Each record must be retyped in full. No character may differ.

EXTRACTED ENTRIES -
>>>>

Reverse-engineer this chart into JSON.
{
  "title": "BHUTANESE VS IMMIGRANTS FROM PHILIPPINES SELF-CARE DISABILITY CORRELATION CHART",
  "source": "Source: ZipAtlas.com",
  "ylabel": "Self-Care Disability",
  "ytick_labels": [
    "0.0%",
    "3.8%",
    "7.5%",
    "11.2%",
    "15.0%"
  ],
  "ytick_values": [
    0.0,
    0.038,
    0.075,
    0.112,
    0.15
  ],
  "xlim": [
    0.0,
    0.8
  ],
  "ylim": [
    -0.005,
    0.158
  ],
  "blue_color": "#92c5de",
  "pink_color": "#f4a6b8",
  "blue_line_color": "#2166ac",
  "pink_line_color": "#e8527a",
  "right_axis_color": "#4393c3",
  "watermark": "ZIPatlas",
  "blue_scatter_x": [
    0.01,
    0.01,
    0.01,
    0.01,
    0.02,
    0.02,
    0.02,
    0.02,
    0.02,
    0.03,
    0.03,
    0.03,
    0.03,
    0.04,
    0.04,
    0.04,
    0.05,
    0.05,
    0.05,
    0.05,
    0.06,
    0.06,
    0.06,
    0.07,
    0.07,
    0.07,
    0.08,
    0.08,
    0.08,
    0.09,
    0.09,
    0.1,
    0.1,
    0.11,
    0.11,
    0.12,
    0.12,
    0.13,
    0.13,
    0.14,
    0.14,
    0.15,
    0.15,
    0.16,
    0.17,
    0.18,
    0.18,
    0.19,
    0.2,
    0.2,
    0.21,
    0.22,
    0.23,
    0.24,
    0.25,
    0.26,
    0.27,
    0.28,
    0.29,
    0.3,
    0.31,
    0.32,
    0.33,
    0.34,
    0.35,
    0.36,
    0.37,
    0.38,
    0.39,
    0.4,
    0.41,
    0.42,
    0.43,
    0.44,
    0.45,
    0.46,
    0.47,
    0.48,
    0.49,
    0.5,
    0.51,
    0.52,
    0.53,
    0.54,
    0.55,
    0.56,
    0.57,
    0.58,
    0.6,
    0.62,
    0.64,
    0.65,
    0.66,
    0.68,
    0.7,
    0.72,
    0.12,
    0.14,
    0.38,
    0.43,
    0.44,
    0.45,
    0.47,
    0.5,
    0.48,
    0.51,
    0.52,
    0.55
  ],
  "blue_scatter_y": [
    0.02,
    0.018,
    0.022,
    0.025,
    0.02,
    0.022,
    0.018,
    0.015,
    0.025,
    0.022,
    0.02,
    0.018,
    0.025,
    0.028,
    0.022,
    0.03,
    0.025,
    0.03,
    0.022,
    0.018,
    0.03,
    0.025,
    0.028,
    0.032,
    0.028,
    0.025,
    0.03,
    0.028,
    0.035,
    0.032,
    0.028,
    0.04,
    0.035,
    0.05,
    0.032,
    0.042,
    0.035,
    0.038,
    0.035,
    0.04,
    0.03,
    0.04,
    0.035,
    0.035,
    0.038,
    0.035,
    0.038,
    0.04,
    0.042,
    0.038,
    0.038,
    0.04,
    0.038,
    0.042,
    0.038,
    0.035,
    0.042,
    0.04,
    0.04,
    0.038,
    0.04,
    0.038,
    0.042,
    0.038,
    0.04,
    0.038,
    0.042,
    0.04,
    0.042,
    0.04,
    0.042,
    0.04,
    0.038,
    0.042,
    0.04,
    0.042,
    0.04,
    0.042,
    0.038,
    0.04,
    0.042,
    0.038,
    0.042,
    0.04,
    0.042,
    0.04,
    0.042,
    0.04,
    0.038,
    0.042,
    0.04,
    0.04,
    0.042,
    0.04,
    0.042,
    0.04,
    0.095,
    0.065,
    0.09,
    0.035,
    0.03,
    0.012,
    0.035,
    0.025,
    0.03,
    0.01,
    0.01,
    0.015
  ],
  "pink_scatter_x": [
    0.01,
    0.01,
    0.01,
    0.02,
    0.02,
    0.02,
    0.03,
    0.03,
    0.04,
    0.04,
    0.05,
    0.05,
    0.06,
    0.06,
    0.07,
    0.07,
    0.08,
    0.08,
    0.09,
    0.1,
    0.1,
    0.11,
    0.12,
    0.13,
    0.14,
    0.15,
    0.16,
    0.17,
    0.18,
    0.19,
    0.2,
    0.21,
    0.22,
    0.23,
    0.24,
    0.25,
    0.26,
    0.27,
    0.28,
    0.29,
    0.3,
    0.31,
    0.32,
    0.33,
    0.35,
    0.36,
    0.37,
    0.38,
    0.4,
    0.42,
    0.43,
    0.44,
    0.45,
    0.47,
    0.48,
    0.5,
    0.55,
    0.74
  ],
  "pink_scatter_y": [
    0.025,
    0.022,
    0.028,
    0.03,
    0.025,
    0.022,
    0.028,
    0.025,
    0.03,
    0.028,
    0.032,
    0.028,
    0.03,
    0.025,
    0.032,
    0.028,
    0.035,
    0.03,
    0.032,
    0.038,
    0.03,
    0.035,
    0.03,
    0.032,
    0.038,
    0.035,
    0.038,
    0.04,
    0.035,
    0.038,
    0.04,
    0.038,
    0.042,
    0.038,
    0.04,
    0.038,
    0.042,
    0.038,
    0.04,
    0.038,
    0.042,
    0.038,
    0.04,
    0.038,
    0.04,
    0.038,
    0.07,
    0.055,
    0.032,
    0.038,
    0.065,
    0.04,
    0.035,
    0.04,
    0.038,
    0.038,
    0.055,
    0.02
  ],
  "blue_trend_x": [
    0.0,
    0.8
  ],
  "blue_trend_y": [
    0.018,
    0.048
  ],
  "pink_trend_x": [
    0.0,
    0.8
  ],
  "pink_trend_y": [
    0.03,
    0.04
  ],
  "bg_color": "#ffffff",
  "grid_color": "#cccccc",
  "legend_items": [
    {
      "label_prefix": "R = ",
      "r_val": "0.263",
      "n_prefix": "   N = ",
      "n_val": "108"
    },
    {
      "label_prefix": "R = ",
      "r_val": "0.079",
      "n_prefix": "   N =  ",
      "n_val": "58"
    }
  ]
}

<<<<

WRITTEN RESPONSE -
Reverse-engineer this chart into JSON.
{
  "title": "BHUTANESE VS IMMIGRANTS FROM PHILIPPINES SELF-CARE DISABILITY CORRELATION CHART",
  "source": "Source: ZipAtlas.com",
  "ylabel": "Self-Care Disability",
  "ytick_labels": [
    "0.0%",
    "3.8%",
    "7.5%",
    "11.2%",
    "15.0%"
  ],
  "ytick_values": [
    0.0,
    0.038,
    0.075,
    0.112,
    0.15
  ],
  "xlim": [
    0.0,
    0.8
  ],
  "ylim": [
    -0.005,
    0.158
  ],
  "blue_color": "#92c5de",
  "pink_color": "#f4a6b8",
  "blue_line_color": "#2166ac",
  "pink_line_color": "#e8527a",
  "right_axis_color": "#4393c3",
  "watermark": "ZIPatlas",
  "blue_scatter_x": [
    0.01,
    0.01,
    0.01,
    0.01,
    0.02,
    0.02,
    0.02,
    0.02,
    0.02,
    0.03,
    0.03,
    0.03,
    0.03,
    0.04,
    0.04,
    0.04,
    0.05,
    0.05,
    0.05,
    0.05,
    0.06,
    0.06,
    0.06,
    0.07,
    0.07,
    0.07,
    0.08,
    0.08,
    0.08,
    0.09,
    0.09,
    0.1,
    0.1,
    0.11,
    0.11,
    0.12,
    0.12,
    0.13,
    0.13,
    0.14,
    0.14,
    0.15,
    0.15,
    0.16,
    0.17,
    0.18,
    0.18,
    0.19,
    0.2,
    0.2,
    0.21,
    0.22,
    0.23,
    0.24,
    0.25,
    0.26,
    0.27,
    0.28,
    0.29,
    0.3,
    0.31,
    0.32,
    0.33,
    0.34,
    0.35,
    0.36,
    0.37,
    0.38,
    0.39,
    0.4,
    0.41,
    0.42,
    0.43,
    0.44,
    0.45,
    0.46,
    0.47,
    0.48,
    0.49,
    0.5,
    0.51,
    0.52,
    0.53,
    0.54,
    0.55,
    0.56,
    0.57,
    0.58,
    0.6,
    0.62,
    0.64,
    0.65,
    0.66,
    0.68,
    0.7,
    0.72,
    0.12,
    0.14,
    0.38,
    0.43,
    0.44,
    0.45,
    0.47,
    0.5,
    0.48,
    0.51,
    0.52,
    0.55
  ],
  "blue_scatter_y": [
    0.02,
    0.018,
    0.022,
    0.025,
    0.02,
    0.022,
    0.018,
    0.015,
    0.025,
    0.022,
    0.02,
    0.018,
    0.025,
    0.028,
    0.022,
    0.03,
    0.025,
    0.03,
    0.022,
    0.018,
    0.03,
    0.025,
    0.028,
    0.032,
    0.028,
    0.025,
    0.03,
    0.028,
    0.035,
    0.032,
    0.028,
    0.04,
    0.035,
    0.05,
    0.032,
    0.042,
    0.035,
    0.038,
    0.035,
    0.04,
    0.03,
    0.04,
    0.035,
    0.035,
    0.038,
    0.035,
    0.038,
    0.04,
    0.042,
    0.038,
    0.038,
    0.04,
    0.038,
    0.042,
    0.038,
    0.035,
    0.042,
    0.04,
    0.04,
    0.038,
    0.04,
    0.038,
    0.042,
    0.038,
    0.04,
    0.038,
    0.042,
    0.04,
    0.042,
    0.04,
    0.042,
    0.04,
    0.038,
    0.042,
    0.04,
    0.042,
    0.04,
    0.042,
    0.038,
    0.04,
    0.042,
    0.038,
    0.042,
    0.04,
    0.042,
    0.04,
    0.042,
    0.04,
    0.038,
    0.042,
    0.04,
    0.04,
    0.042,
    0.04,
    0.042,
    0.04,
    0.095,
    0.065,
    0.09,
    0.035,
    0.03,
    0.012,
    0.035,
    0.025,
    0.03,
    0.01,
    0.01,
    0.015
  ],
  "pink_scatter_x": [
    0.01,
    0.01,
    0.01,
    0.02,
    0.02,
    0.02,
    0.03,
    0.03,
    0.04,
    0.04,
    0.05,
    0.05,
    0.06,
    0.06,
    0.07,
    0.07,
    0.08,
    0.08,
    0.09,
    0.1,
    0.1,
    0.11,
    0.12,
    0.13,
    0.14,
    0.15,
    0.16,
    0.17,
    0.18,
    0.19,
    0.2,
    0.21,
    0.22,
    0.23,
    0.24,
    0.25,
    0.26,
    0.27,
    0.28,
    0.29,
    0.3,
    0.31,
    0.32,
    0.33,
    0.35,
    0.36,
    0.37,
    0.38,
    0.4,
    0.42,
    0.43,
    0.44,
    0.45,
    0.47,
    0.48,
    0.5,
    0.55,
    0.74
  ],
  "pink_scatter_y": [
    0.025,
    0.022,
    0.028,
    0.03,
    0.025,
    0.022,
    0.028,
    0.025,
    0.03,
    0.028,
    0.032,
    0.028,
    0.03,
    0.025,
    0.032,
    0.028,
    0.035,
    0.03,
    0.032,
    0.038,
    0.03,
    0.035,
    0.03,
    0.032,
    0.038,
    0.035,
    0.038,
    0.04,
    0.035,
    0.038,
    0.04,
    0.038,
    0.042,
    0.038,
    0.04,
    0.038,
    0.042,
    0.038,
    0.04,
    0.038,
    0.042,
    0.038,
    0.04,
    0.038,
    0.04,
    0.038,
    0.07,
    0.055,
    0.032,
    0.038,
    0.065,
    0.04,
    0.035,
    0.04,
    0.038,
    0.038,
    0.055,
    0.02
  ],
  "blue_trend_x": [
    0.0,
    0.8
  ],
  "blue_trend_y": [
    0.018,
    0.048
  ],
  "pink_trend_x": [
    0.0,
    0.8
  ],
  "pink_trend_y": [
    0.03,
    0.04
  ],
  "bg_color": "#ffffff",
  "grid_color": "#cccccc",
  "legend_items": [
    {
      "label_prefix": "R = ",
      "r_val": "0.263",
      "n_prefix": "   N = ",
      "n_val": "108"
    },
    {
      "label_prefix": "R = ",
      "r_val": "0.079",
      "n_prefix": "   N =  ",
      "n_val": "58"
    }
  ]
}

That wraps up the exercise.